* [Exercise goal]:
Give the material once more, word for word, without any images.
━━━ Input for this task
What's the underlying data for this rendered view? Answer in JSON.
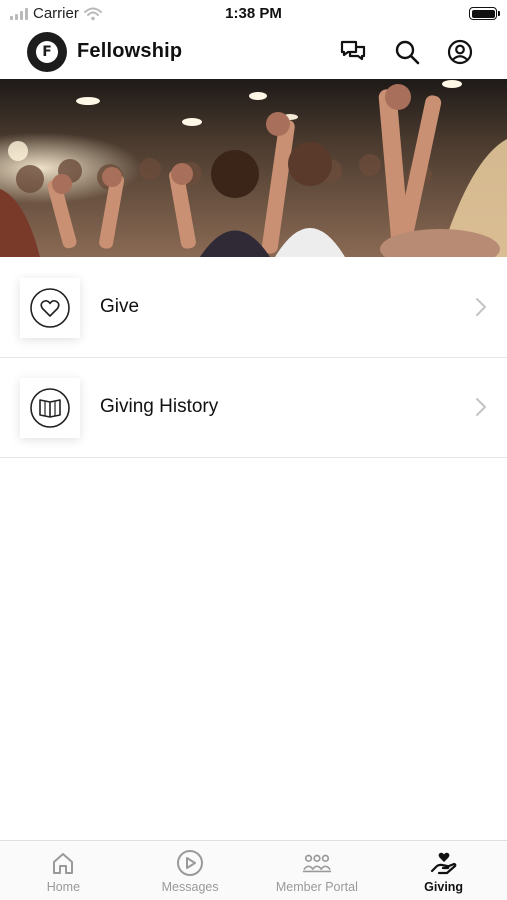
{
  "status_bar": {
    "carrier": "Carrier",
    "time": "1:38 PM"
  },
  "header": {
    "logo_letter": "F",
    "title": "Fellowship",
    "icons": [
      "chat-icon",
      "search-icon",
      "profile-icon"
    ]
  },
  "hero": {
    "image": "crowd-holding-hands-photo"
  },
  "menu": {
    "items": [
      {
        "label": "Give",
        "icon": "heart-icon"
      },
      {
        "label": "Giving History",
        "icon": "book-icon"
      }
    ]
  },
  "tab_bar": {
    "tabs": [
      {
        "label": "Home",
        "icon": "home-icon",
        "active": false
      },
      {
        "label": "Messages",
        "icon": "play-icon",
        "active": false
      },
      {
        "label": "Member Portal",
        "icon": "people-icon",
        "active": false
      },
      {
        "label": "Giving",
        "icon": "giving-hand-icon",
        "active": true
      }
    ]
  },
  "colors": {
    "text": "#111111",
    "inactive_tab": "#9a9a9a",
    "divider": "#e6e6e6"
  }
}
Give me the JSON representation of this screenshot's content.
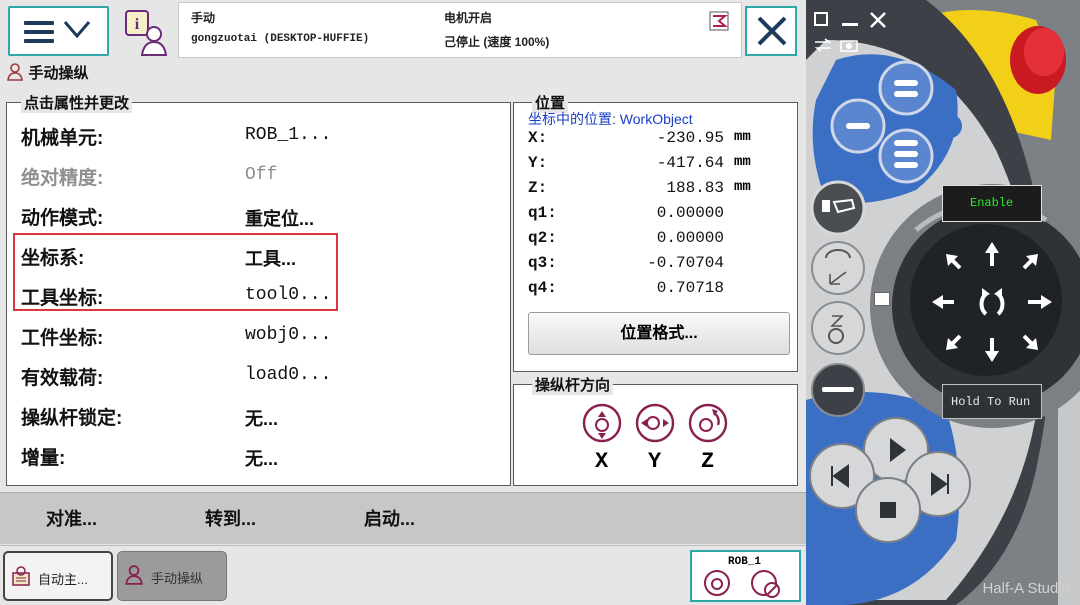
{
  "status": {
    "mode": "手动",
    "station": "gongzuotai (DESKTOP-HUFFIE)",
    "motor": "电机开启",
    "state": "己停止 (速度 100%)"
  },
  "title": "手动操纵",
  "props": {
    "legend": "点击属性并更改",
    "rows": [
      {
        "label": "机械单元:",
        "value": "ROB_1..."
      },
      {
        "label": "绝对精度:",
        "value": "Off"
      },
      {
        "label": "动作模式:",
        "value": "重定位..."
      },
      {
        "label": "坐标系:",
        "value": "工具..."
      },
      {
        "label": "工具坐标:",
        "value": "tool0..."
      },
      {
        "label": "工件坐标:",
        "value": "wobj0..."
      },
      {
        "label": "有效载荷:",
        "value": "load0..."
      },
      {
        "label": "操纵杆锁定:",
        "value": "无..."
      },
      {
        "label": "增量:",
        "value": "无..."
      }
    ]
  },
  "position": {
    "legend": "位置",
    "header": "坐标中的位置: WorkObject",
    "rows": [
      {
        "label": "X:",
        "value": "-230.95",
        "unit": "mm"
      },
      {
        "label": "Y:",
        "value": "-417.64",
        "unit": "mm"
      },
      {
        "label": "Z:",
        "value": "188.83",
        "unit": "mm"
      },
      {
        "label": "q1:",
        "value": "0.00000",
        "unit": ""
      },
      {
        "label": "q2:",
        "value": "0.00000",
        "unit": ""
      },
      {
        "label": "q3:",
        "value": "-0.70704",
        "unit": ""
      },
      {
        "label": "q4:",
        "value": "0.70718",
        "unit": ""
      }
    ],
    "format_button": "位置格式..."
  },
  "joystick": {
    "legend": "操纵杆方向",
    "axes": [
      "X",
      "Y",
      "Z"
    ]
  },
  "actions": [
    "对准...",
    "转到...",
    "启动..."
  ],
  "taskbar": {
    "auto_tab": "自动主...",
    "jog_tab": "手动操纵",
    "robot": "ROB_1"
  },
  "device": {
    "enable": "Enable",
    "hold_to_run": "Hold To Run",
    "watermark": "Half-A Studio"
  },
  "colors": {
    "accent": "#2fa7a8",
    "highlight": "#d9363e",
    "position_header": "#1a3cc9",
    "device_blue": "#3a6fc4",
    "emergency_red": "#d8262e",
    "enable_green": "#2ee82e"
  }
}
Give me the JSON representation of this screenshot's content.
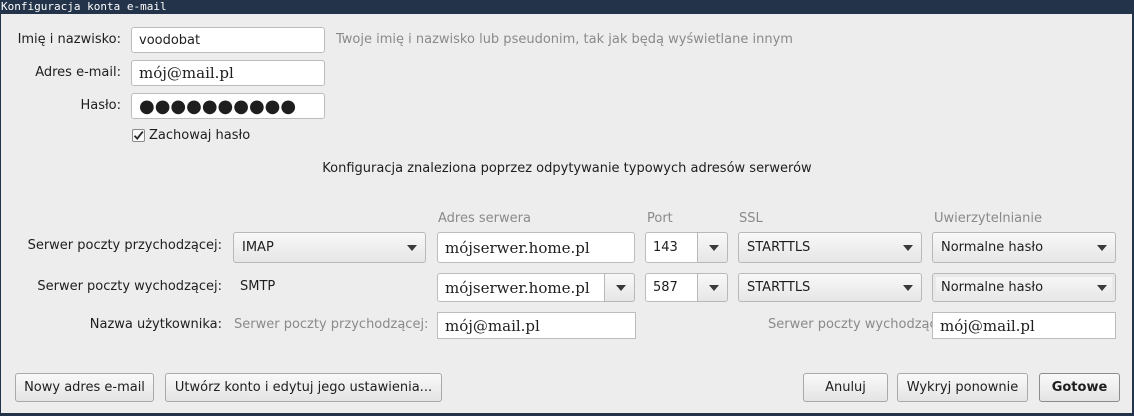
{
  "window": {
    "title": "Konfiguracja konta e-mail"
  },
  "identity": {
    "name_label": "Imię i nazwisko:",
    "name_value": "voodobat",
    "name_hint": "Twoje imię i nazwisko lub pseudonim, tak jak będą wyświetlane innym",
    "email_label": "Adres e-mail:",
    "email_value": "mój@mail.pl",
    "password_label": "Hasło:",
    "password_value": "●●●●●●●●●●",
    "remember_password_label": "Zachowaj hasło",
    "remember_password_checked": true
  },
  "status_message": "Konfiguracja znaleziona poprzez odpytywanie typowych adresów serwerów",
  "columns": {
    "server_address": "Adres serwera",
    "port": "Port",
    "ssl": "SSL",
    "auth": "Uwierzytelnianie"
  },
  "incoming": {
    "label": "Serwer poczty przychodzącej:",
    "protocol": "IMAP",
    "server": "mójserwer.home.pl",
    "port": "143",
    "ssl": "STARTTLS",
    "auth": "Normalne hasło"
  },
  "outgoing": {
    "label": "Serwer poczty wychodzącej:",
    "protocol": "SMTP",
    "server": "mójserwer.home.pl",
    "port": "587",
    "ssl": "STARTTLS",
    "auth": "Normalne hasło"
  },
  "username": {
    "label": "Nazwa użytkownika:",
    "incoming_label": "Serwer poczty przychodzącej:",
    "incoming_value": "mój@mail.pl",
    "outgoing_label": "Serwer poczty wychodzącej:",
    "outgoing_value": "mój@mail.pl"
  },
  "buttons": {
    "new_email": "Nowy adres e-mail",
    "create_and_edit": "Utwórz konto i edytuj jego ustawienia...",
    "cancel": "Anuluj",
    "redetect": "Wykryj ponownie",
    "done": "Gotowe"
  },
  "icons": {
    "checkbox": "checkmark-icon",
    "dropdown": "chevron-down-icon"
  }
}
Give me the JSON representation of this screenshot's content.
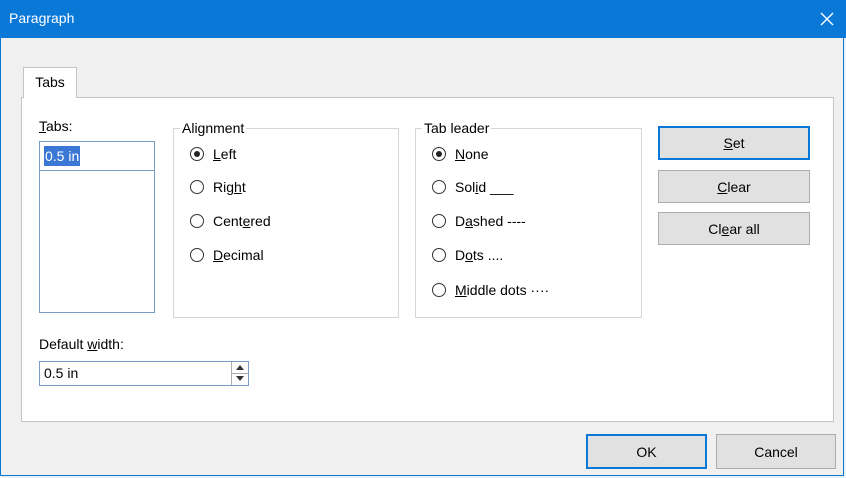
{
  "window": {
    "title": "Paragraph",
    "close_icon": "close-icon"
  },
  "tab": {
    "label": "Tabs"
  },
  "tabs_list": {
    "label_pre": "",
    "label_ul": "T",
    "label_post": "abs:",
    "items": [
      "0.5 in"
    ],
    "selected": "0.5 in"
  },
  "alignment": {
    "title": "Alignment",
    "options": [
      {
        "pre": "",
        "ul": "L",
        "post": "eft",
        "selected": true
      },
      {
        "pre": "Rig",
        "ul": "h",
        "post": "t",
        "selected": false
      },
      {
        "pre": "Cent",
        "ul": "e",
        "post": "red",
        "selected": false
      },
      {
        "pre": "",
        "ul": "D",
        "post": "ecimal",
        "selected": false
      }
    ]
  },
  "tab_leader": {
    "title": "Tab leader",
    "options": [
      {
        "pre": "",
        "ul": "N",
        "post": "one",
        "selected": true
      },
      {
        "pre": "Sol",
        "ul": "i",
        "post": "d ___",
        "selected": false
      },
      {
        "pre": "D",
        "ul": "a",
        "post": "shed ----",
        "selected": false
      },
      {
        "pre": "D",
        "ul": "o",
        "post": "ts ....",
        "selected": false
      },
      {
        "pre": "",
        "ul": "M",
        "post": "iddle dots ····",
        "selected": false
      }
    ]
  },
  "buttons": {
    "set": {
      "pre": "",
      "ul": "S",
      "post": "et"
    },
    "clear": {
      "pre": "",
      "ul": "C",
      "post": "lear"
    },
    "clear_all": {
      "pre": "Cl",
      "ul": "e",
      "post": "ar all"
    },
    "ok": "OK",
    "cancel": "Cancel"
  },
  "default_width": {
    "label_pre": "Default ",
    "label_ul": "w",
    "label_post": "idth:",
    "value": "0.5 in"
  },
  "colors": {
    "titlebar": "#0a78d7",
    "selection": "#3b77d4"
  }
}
━━━━━━
* [Final result]:
What's the underlying data for this rendered view? Answer in JSON.
{
  "status_bar": {
    "carrier": "Carrier",
    "time": "1:38 PM"
  },
  "header": {
    "logo_letter": "F",
    "title": "Fellowship",
    "icons": [
      "chat-icon",
      "search-icon",
      "profile-icon"
    ]
  },
  "hero": {
    "image": "crowd-holding-hands-photo"
  },
  "menu": {
    "items": [
      {
        "label": "Give",
        "icon": "heart-icon"
      },
      {
        "label": "Giving History",
        "icon": "book-icon"
      }
    ]
  },
  "tab_bar": {
    "tabs": [
      {
        "label": "Home",
        "icon": "home-icon",
        "active": false
      },
      {
        "label": "Messages",
        "icon": "play-icon",
        "active": false
      },
      {
        "label": "Member Portal",
        "icon": "people-icon",
        "active": false
      },
      {
        "label": "Giving",
        "icon": "giving-hand-icon",
        "active": true
      }
    ]
  },
  "colors": {
    "text": "#111111",
    "inactive_tab": "#9a9a9a",
    "divider": "#e6e6e6"
  }
}
Give me the JSON representation of this screenshot's content.
{
  "status": {
    "mode": "手动",
    "station": "gongzuotai (DESKTOP-HUFFIE)",
    "motor": "电机开启",
    "state": "己停止 (速度 100%)"
  },
  "title": "手动操纵",
  "props": {
    "legend": "点击属性并更改",
    "rows": [
      {
        "label": "机械单元:",
        "value": "ROB_1..."
      },
      {
        "label": "绝对精度:",
        "value": "Off"
      },
      {
        "label": "动作模式:",
        "value": "重定位..."
      },
      {
        "label": "坐标系:",
        "value": "工具..."
      },
      {
        "label": "工具坐标:",
        "value": "tool0..."
      },
      {
        "label": "工件坐标:",
        "value": "wobj0..."
      },
      {
        "label": "有效载荷:",
        "value": "load0..."
      },
      {
        "label": "操纵杆锁定:",
        "value": "无..."
      },
      {
        "label": "增量:",
        "value": "无..."
      }
    ]
  },
  "position": {
    "legend": "位置",
    "header": "坐标中的位置: WorkObject",
    "rows": [
      {
        "label": "X:",
        "value": "-230.95",
        "unit": "mm"
      },
      {
        "label": "Y:",
        "value": "-417.64",
        "unit": "mm"
      },
      {
        "label": "Z:",
        "value": "188.83",
        "unit": "mm"
      },
      {
        "label": "q1:",
        "value": "0.00000",
        "unit": ""
      },
      {
        "label": "q2:",
        "value": "0.00000",
        "unit": ""
      },
      {
        "label": "q3:",
        "value": "-0.70704",
        "unit": ""
      },
      {
        "label": "q4:",
        "value": "0.70718",
        "unit": ""
      }
    ],
    "format_button": "位置格式..."
  },
  "joystick": {
    "legend": "操纵杆方向",
    "axes": [
      "X",
      "Y",
      "Z"
    ]
  },
  "actions": [
    "对准...",
    "转到...",
    "启动..."
  ],
  "taskbar": {
    "auto_tab": "自动主...",
    "jog_tab": "手动操纵",
    "robot": "ROB_1"
  },
  "device": {
    "enable": "Enable",
    "hold_to_run": "Hold To Run",
    "watermark": "Half-A Studio"
  },
  "colors": {
    "accent": "#2fa7a8",
    "highlight": "#d9363e",
    "position_header": "#1a3cc9",
    "device_blue": "#3a6fc4",
    "emergency_red": "#d8262e",
    "enable_green": "#2ee82e"
  }
}
Give me the JSON representation of this screenshot's content.
{
  "window": {
    "title": "Konfiguracja konta e-mail"
  },
  "identity": {
    "name_label": "Imię i nazwisko:",
    "name_value": "voodobat",
    "name_hint": "Twoje imię i nazwisko lub pseudonim, tak jak będą wyświetlane innym",
    "email_label": "Adres e-mail:",
    "email_value": "mój@mail.pl",
    "password_label": "Hasło:",
    "password_value": "●●●●●●●●●●",
    "remember_password_label": "Zachowaj hasło",
    "remember_password_checked": true
  },
  "status_message": "Konfiguracja znaleziona poprzez odpytywanie typowych adresów serwerów",
  "columns": {
    "server_address": "Adres serwera",
    "port": "Port",
    "ssl": "SSL",
    "auth": "Uwierzytelnianie"
  },
  "incoming": {
    "label": "Serwer poczty przychodzącej:",
    "protocol": "IMAP",
    "server": "mójserwer.home.pl",
    "port": "143",
    "ssl": "STARTTLS",
    "auth": "Normalne hasło"
  },
  "outgoing": {
    "label": "Serwer poczty wychodzącej:",
    "protocol": "SMTP",
    "server": "mójserwer.home.pl",
    "port": "587",
    "ssl": "STARTTLS",
    "auth": "Normalne hasło"
  },
  "username": {
    "label": "Nazwa użytkownika:",
    "incoming_label": "Serwer poczty przychodzącej:",
    "incoming_value": "mój@mail.pl",
    "outgoing_label": "Serwer poczty wychodzącej:",
    "outgoing_value": "mój@mail.pl"
  },
  "buttons": {
    "new_email": "Nowy adres e-mail",
    "create_and_edit": "Utwórz konto i edytuj jego ustawienia...",
    "cancel": "Anuluj",
    "redetect": "Wykryj ponownie",
    "done": "Gotowe"
  },
  "icons": {
    "checkbox": "checkmark-icon",
    "dropdown": "chevron-down-icon"
  }
}
Give me the JSON representation of this screenshot's content.
{
  "window": {
    "title": "Paragraph",
    "close_icon": "close-icon"
  },
  "tab": {
    "label": "Tabs"
  },
  "tabs_list": {
    "label_pre": "",
    "label_ul": "T",
    "label_post": "abs:",
    "items": [
      "0.5 in"
    ],
    "selected": "0.5 in"
  },
  "alignment": {
    "title": "Alignment",
    "options": [
      {
        "pre": "",
        "ul": "L",
        "post": "eft",
        "selected": true
      },
      {
        "pre": "Rig",
        "ul": "h",
        "post": "t",
        "selected": false
      },
      {
        "pre": "Cent",
        "ul": "e",
        "post": "red",
        "selected": false
      },
      {
        "pre": "",
        "ul": "D",
        "post": "ecimal",
        "selected": false
      }
    ]
  },
  "tab_leader": {
    "title": "Tab leader",
    "options": [
      {
        "pre": "",
        "ul": "N",
        "post": "one",
        "selected": true
      },
      {
        "pre": "Sol",
        "ul": "i",
        "post": "d ___",
        "selected": false
      },
      {
        "pre": "D",
        "ul": "a",
        "post": "shed ----",
        "selected": false
      },
      {
        "pre": "D",
        "ul": "o",
        "post": "ts ....",
        "selected": false
      },
      {
        "pre": "",
        "ul": "M",
        "post": "iddle dots ····",
        "selected": false
      }
    ]
  },
  "buttons": {
    "set": {
      "pre": "",
      "ul": "S",
      "post": "et"
    },
    "clear": {
      "pre": "",
      "ul": "C",
      "post": "lear"
    },
    "clear_all": {
      "pre": "Cl",
      "ul": "e",
      "post": "ar all"
    },
    "ok": "OK",
    "cancel": "Cancel"
  },
  "default_width": {
    "label_pre": "Default ",
    "label_ul": "w",
    "label_post": "idth:",
    "value": "0.5 in"
  },
  "colors": {
    "titlebar": "#0a78d7",
    "selection": "#3b77d4"
  }
}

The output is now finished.